* _The request_:
Write the records below out again exactly as given, with no images.

·····

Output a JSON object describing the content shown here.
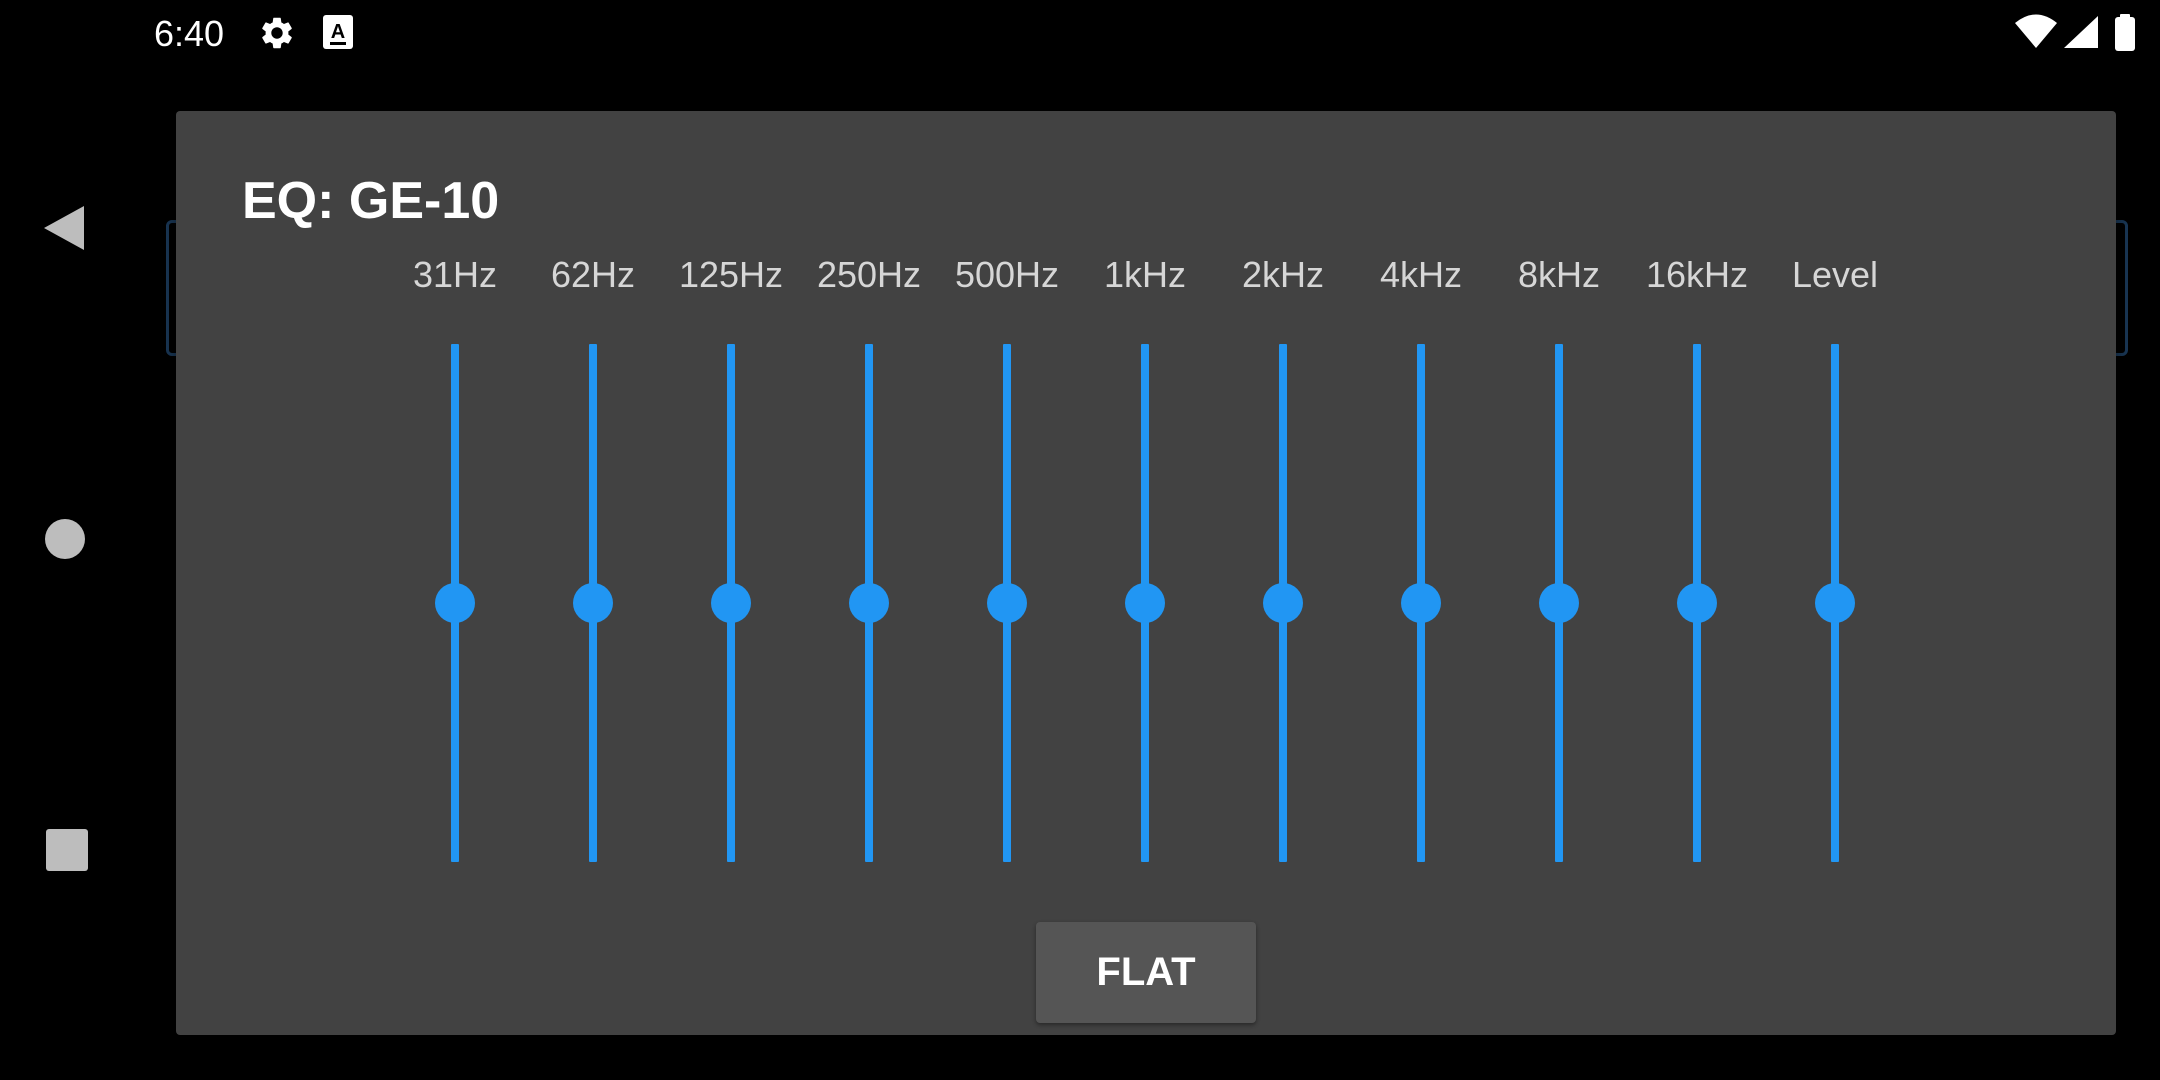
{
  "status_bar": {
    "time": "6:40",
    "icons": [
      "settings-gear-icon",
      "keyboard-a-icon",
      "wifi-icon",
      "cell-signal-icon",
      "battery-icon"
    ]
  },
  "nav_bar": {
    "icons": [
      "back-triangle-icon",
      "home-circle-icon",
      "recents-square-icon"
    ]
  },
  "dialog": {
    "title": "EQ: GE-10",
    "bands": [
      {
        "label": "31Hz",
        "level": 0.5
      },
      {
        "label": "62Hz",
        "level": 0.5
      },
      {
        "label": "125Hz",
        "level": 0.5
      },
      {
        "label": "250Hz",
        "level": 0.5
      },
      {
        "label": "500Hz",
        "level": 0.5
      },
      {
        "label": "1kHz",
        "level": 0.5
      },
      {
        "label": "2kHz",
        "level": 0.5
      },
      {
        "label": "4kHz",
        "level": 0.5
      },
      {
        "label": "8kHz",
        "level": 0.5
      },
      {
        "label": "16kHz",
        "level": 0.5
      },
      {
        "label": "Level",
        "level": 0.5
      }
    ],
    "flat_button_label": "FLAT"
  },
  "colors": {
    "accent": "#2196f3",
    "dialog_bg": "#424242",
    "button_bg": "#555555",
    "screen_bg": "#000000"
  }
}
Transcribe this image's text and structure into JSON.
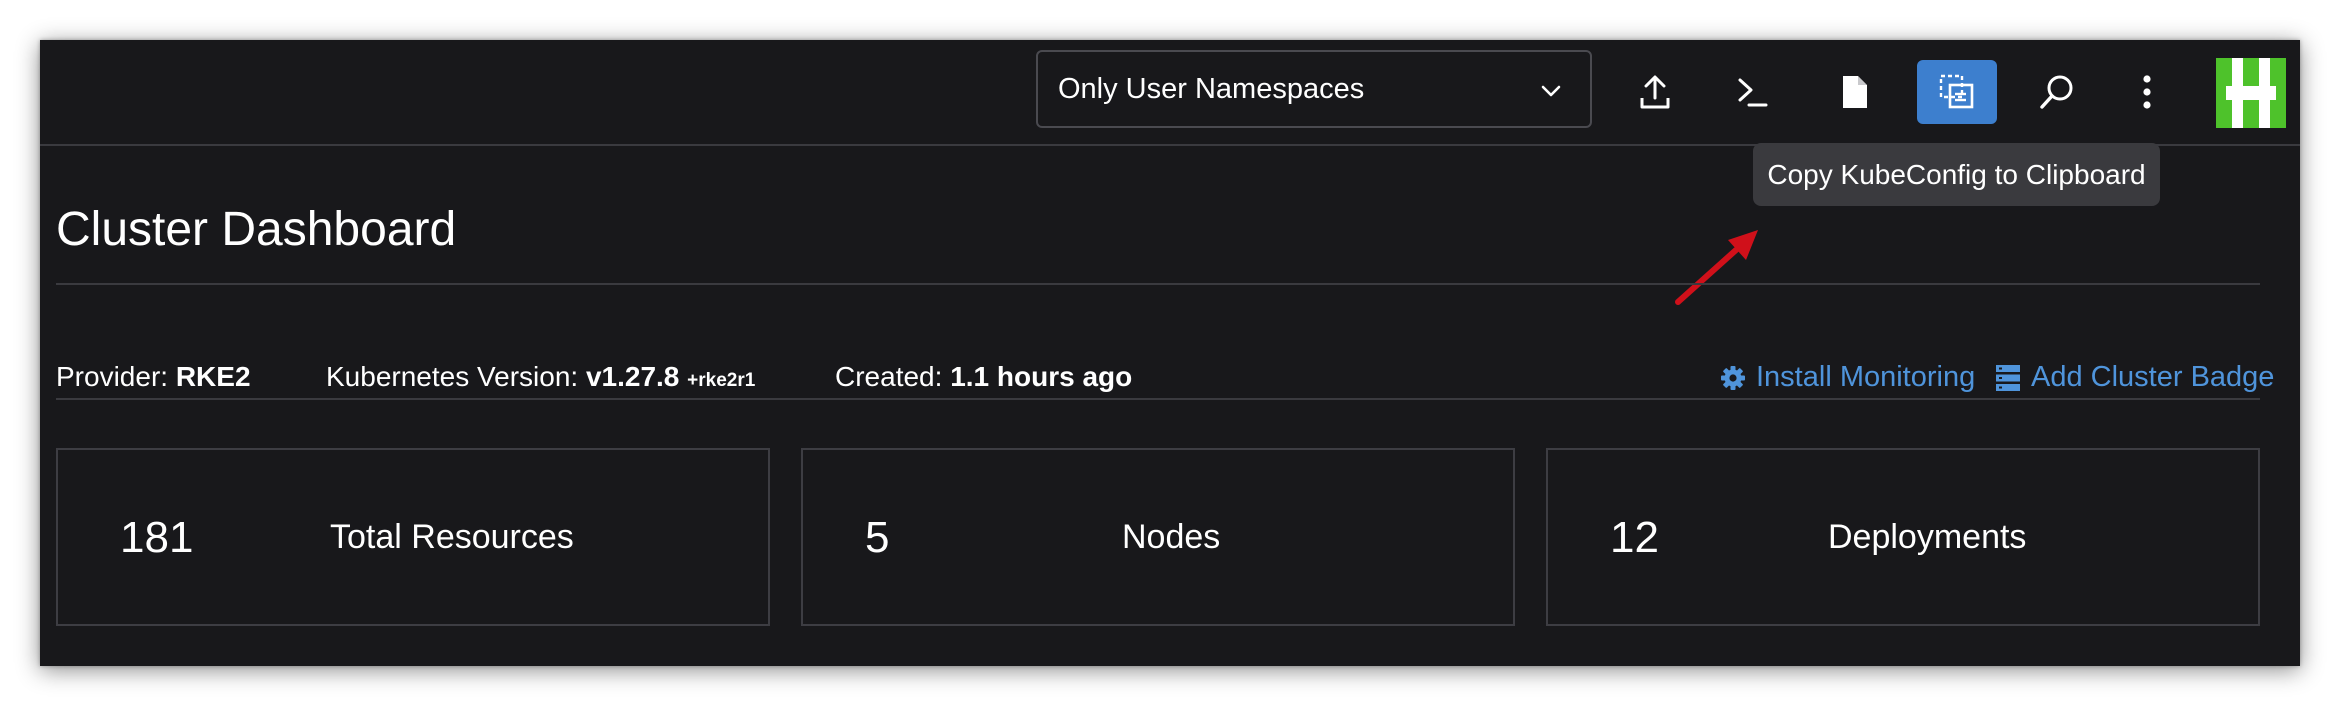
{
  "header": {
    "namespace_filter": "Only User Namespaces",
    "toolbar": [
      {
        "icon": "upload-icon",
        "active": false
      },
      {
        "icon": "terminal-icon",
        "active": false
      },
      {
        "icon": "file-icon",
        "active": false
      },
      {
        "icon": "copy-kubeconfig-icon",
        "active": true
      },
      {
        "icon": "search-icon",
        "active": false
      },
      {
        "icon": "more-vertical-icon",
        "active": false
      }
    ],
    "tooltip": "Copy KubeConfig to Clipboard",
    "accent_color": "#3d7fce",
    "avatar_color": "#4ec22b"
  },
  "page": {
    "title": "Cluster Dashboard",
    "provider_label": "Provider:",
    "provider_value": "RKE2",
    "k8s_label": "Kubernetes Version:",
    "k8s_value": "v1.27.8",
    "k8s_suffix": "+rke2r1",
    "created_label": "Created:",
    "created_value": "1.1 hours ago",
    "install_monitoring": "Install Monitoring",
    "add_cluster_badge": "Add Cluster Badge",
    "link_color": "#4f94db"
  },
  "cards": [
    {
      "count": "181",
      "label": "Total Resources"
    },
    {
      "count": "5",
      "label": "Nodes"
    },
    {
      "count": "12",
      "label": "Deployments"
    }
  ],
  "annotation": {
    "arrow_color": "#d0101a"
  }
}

·····

* _Solution_:
Output a JSON object describing the content shown here.
{
  "status_bar": {
    "time": "6:40",
    "icons": [
      "settings-gear-icon",
      "keyboard-a-icon",
      "wifi-icon",
      "cell-signal-icon",
      "battery-icon"
    ]
  },
  "nav_bar": {
    "icons": [
      "back-triangle-icon",
      "home-circle-icon",
      "recents-square-icon"
    ]
  },
  "dialog": {
    "title": "EQ: GE-10",
    "bands": [
      {
        "label": "31Hz",
        "level": 0.5
      },
      {
        "label": "62Hz",
        "level": 0.5
      },
      {
        "label": "125Hz",
        "level": 0.5
      },
      {
        "label": "250Hz",
        "level": 0.5
      },
      {
        "label": "500Hz",
        "level": 0.5
      },
      {
        "label": "1kHz",
        "level": 0.5
      },
      {
        "label": "2kHz",
        "level": 0.5
      },
      {
        "label": "4kHz",
        "level": 0.5
      },
      {
        "label": "8kHz",
        "level": 0.5
      },
      {
        "label": "16kHz",
        "level": 0.5
      },
      {
        "label": "Level",
        "level": 0.5
      }
    ],
    "flat_button_label": "FLAT"
  },
  "colors": {
    "accent": "#2196f3",
    "dialog_bg": "#424242",
    "button_bg": "#555555",
    "screen_bg": "#000000"
  }
}
Transcribe this image's text and structure into JSON.
{
  "header": {
    "namespace_filter": "Only User Namespaces",
    "toolbar": [
      {
        "icon": "upload-icon",
        "active": false
      },
      {
        "icon": "terminal-icon",
        "active": false
      },
      {
        "icon": "file-icon",
        "active": false
      },
      {
        "icon": "copy-kubeconfig-icon",
        "active": true
      },
      {
        "icon": "search-icon",
        "active": false
      },
      {
        "icon": "more-vertical-icon",
        "active": false
      }
    ],
    "tooltip": "Copy KubeConfig to Clipboard",
    "accent_color": "#3d7fce",
    "avatar_color": "#4ec22b"
  },
  "page": {
    "title": "Cluster Dashboard",
    "provider_label": "Provider:",
    "provider_value": "RKE2",
    "k8s_label": "Kubernetes Version:",
    "k8s_value": "v1.27.8",
    "k8s_suffix": "+rke2r1",
    "created_label": "Created:",
    "created_value": "1.1 hours ago",
    "install_monitoring": "Install Monitoring",
    "add_cluster_badge": "Add Cluster Badge",
    "link_color": "#4f94db"
  },
  "cards": [
    {
      "count": "181",
      "label": "Total Resources"
    },
    {
      "count": "5",
      "label": "Nodes"
    },
    {
      "count": "12",
      "label": "Deployments"
    }
  ],
  "annotation": {
    "arrow_color": "#d0101a"
  }
}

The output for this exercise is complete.